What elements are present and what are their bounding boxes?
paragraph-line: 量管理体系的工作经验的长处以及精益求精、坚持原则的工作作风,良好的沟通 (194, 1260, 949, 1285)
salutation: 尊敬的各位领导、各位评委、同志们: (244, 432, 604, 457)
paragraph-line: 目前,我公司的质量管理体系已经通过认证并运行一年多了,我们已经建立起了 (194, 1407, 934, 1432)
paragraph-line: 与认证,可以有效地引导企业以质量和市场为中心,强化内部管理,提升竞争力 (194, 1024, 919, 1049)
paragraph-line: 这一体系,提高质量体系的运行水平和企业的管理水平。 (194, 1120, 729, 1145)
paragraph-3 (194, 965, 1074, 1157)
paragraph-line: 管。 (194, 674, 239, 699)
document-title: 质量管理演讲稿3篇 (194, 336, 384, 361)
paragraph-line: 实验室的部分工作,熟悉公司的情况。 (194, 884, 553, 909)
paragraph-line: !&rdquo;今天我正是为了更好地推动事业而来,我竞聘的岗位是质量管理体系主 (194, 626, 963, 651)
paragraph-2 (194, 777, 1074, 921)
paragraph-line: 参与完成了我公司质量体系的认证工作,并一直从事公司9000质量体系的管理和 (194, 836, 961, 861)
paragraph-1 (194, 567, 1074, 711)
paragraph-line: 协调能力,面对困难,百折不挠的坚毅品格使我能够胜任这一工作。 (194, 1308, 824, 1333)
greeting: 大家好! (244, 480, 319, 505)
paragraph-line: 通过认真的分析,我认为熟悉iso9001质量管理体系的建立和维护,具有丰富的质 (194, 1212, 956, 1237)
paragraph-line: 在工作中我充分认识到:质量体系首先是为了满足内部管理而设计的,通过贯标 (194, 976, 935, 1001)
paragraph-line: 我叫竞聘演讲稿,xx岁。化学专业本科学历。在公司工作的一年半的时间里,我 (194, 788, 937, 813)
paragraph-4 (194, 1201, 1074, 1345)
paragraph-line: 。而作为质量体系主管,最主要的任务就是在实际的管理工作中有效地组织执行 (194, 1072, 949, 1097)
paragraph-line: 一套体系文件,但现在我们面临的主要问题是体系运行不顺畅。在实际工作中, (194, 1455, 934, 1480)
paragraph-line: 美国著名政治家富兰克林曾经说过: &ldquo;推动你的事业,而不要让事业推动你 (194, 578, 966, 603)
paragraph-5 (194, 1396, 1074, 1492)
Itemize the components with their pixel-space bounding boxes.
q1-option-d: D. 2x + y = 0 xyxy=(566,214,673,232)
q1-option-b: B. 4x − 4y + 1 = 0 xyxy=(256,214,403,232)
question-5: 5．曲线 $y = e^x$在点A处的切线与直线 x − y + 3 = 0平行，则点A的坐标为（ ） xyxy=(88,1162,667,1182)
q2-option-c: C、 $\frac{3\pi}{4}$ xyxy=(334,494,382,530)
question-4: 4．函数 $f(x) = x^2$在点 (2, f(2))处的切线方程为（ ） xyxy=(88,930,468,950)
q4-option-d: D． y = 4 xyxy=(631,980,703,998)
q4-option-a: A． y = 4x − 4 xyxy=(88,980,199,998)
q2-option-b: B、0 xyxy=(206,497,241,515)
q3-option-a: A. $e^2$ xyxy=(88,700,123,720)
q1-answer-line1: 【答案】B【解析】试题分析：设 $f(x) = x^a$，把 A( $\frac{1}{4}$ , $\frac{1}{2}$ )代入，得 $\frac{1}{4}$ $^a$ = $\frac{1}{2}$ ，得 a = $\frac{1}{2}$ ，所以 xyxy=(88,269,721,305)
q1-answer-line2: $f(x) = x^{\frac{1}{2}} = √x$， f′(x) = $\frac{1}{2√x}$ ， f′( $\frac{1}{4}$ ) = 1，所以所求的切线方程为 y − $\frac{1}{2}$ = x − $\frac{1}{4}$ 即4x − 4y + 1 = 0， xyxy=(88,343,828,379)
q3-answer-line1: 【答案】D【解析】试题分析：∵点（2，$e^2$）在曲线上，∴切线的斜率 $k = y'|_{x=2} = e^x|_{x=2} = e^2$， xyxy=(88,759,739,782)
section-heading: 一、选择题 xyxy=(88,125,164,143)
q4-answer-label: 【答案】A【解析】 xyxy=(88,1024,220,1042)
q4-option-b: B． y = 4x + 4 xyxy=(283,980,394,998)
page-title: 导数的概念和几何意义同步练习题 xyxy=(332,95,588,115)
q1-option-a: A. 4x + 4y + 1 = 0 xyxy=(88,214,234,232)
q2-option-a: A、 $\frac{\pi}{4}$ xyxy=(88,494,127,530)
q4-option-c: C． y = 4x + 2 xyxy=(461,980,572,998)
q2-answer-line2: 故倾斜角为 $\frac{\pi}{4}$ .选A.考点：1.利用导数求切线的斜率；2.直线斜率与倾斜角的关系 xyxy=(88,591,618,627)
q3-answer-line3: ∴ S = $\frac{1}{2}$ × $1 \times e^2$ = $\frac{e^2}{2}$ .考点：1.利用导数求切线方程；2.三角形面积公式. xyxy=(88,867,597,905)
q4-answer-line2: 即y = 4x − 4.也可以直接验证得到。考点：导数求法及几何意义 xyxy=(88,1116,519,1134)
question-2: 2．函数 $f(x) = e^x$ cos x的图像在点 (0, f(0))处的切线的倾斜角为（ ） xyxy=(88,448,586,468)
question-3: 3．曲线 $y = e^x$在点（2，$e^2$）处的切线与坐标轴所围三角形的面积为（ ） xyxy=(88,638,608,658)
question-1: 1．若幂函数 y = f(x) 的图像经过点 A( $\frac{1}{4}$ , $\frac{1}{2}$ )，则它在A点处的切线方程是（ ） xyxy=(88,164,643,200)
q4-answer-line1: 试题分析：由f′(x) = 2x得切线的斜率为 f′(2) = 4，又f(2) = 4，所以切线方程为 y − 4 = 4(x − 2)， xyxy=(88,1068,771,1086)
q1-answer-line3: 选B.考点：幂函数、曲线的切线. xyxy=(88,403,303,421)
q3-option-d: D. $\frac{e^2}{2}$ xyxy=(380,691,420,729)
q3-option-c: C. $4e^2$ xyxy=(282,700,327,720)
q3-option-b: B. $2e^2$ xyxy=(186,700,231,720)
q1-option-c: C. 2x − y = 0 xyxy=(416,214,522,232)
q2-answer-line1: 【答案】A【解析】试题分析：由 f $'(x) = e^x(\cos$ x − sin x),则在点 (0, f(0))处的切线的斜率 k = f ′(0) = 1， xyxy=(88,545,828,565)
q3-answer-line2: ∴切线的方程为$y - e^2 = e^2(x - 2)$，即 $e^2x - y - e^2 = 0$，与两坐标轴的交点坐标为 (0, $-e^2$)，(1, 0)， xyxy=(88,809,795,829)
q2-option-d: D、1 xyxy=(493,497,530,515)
==*==
Reproduce all of the rows above, changing every occurrence of "paragraph-line" to "text-line" and leaving everything else as it stands.

What elements are present and what are their bounding boxes?
text-line: 量管理体系的工作经验的长处以及精益求精、坚持原则的工作作风,良好的沟通 (194, 1260, 949, 1285)
salutation: 尊敬的各位领导、各位评委、同志们: (244, 432, 604, 457)
text-line: 目前,我公司的质量管理体系已经通过认证并运行一年多了,我们已经建立起了 (194, 1407, 934, 1432)
text-line: 与认证,可以有效地引导企业以质量和市场为中心,强化内部管理,提升竞争力 (194, 1024, 919, 1049)
text-line: 这一体系,提高质量体系的运行水平和企业的管理水平。 (194, 1120, 729, 1145)
paragraph-3 (194, 965, 1074, 1157)
text-line: 管。 (194, 674, 239, 699)
document-title: 质量管理演讲稿3篇 (194, 336, 384, 361)
text-line: 实验室的部分工作,熟悉公司的情况。 (194, 884, 553, 909)
text-line: !&rdquo;今天我正是为了更好地推动事业而来,我竞聘的岗位是质量管理体系主 (194, 626, 963, 651)
paragraph-2 (194, 777, 1074, 921)
text-line: 参与完成了我公司质量体系的认证工作,并一直从事公司9000质量体系的管理和 (194, 836, 961, 861)
paragraph-1 (194, 567, 1074, 711)
text-line: 协调能力,面对困难,百折不挠的坚毅品格使我能够胜任这一工作。 (194, 1308, 824, 1333)
greeting: 大家好! (244, 480, 319, 505)
text-line: 通过认真的分析,我认为熟悉iso9001质量管理体系的建立和维护,具有丰富的质 (194, 1212, 956, 1237)
text-line: 在工作中我充分认识到:质量体系首先是为了满足内部管理而设计的,通过贯标 (194, 976, 935, 1001)
text-line: 我叫竞聘演讲稿,xx岁。化学专业本科学历。在公司工作的一年半的时间里,我 (194, 788, 937, 813)
paragraph-4 (194, 1201, 1074, 1345)
text-line: 。而作为质量体系主管,最主要的任务就是在实际的管理工作中有效地组织执行 (194, 1072, 949, 1097)
text-line: 一套体系文件,但现在我们面临的主要问题是体系运行不顺畅。在实际工作中, (194, 1455, 934, 1480)
text-line: 美国著名政治家富兰克林曾经说过: &ldquo;推动你的事业,而不要让事业推动你 (194, 578, 966, 603)
paragraph-5 (194, 1396, 1074, 1492)
Itemize the components with their pixel-space bounding boxes.
q1-option-d: D. 2x + y = 0 xyxy=(566,214,673,232)
q1-option-b: B. 4x − 4y + 1 = 0 xyxy=(256,214,403,232)
question-5: 5．曲线 $y = e^x$在点A处的切线与直线 x − y + 3 = 0平行，则点A的坐标为（ ） xyxy=(88,1162,667,1182)
q2-option-c: C、 $\frac{3\pi}{4}$ xyxy=(334,494,382,530)
question-4: 4．函数 $f(x) = x^2$在点 (2, f(2))处的切线方程为（ ） xyxy=(88,930,468,950)
q4-option-d: D． y = 4 xyxy=(631,980,703,998)
q4-option-a: A． y = 4x − 4 xyxy=(88,980,199,998)
q2-option-b: B、0 xyxy=(206,497,241,515)
q3-option-a: A. $e^2$ xyxy=(88,700,123,720)
q1-answer-line1: 【答案】B【解析】试题分析：设 $f(x) = x^a$，把 A( $\frac{1}{4}$ , $\frac{1}{2}$ )代入，得 $\frac{1}{4}$ $^a$ = $\frac{1}{2}$ ，得 a = $\frac{1}{2}$ ，所以 xyxy=(88,269,721,305)
q1-answer-line2: $f(x) = x^{\frac{1}{2}} = √x$， f′(x) = $\frac{1}{2√x}$ ， f′( $\frac{1}{4}$ ) = 1，所以所求的切线方程为 y − $\frac{1}{2}$ = x − $\frac{1}{4}$ 即4x − 4y + 1 = 0， xyxy=(88,343,828,379)
q3-answer-line1: 【答案】D【解析】试题分析：∵点（2，$e^2$）在曲线上，∴切线的斜率 $k = y'|_{x=2} = e^x|_{x=2} = e^2$， xyxy=(88,759,739,782)
section-heading: 一、选择题 xyxy=(88,125,164,143)
q4-answer-label: 【答案】A【解析】 xyxy=(88,1024,220,1042)
q4-option-b: B． y = 4x + 4 xyxy=(283,980,394,998)
page-title: 导数的概念和几何意义同步练习题 xyxy=(332,95,588,115)
q1-option-a: A. 4x + 4y + 1 = 0 xyxy=(88,214,234,232)
q2-option-a: A、 $\frac{\pi}{4}$ xyxy=(88,494,127,530)
q4-option-c: C． y = 4x + 2 xyxy=(461,980,572,998)
q2-answer-line2: 故倾斜角为 $\frac{\pi}{4}$ .选A.考点：1.利用导数求切线的斜率；2.直线斜率与倾斜角的关系 xyxy=(88,591,618,627)
q3-answer-line3: ∴ S = $\frac{1}{2}$ × $1 \times e^2$ = $\frac{e^2}{2}$ .考点：1.利用导数求切线方程；2.三角形面积公式. xyxy=(88,867,597,905)
q4-answer-line2: 即y = 4x − 4.也可以直接验证得到。考点：导数求法及几何意义 xyxy=(88,1116,519,1134)
question-2: 2．函数 $f(x) = e^x$ cos x的图像在点 (0, f(0))处的切线的倾斜角为（ ） xyxy=(88,448,586,468)
question-3: 3．曲线 $y = e^x$在点（2，$e^2$）处的切线与坐标轴所围三角形的面积为（ ） xyxy=(88,638,608,658)
question-1: 1．若幂函数 y = f(x) 的图像经过点 A( $\frac{1}{4}$ , $\frac{1}{2}$ )，则它在A点处的切线方程是（ ） xyxy=(88,164,643,200)
q4-answer-line1: 试题分析：由f′(x) = 2x得切线的斜率为 f′(2) = 4，又f(2) = 4，所以切线方程为 y − 4 = 4(x − 2)， xyxy=(88,1068,771,1086)
q1-answer-line3: 选B.考点：幂函数、曲线的切线. xyxy=(88,403,303,421)
q3-option-d: D. $\frac{e^2}{2}$ xyxy=(380,691,420,729)
q3-option-c: C. $4e^2$ xyxy=(282,700,327,720)
q3-option-b: B. $2e^2$ xyxy=(186,700,231,720)
q1-option-c: C. 2x − y = 0 xyxy=(416,214,522,232)
q2-answer-line1: 【答案】A【解析】试题分析：由 f $'(x) = e^x(\cos$ x − sin x),则在点 (0, f(0))处的切线的斜率 k = f ′(0) = 1， xyxy=(88,545,828,565)
q3-answer-line2: ∴切线的方程为$y - e^2 = e^2(x - 2)$，即 $e^2x - y - e^2 = 0$，与两坐标轴的交点坐标为 (0, $-e^2$)，(1, 0)， xyxy=(88,809,795,829)
q2-option-d: D、1 xyxy=(493,497,530,515)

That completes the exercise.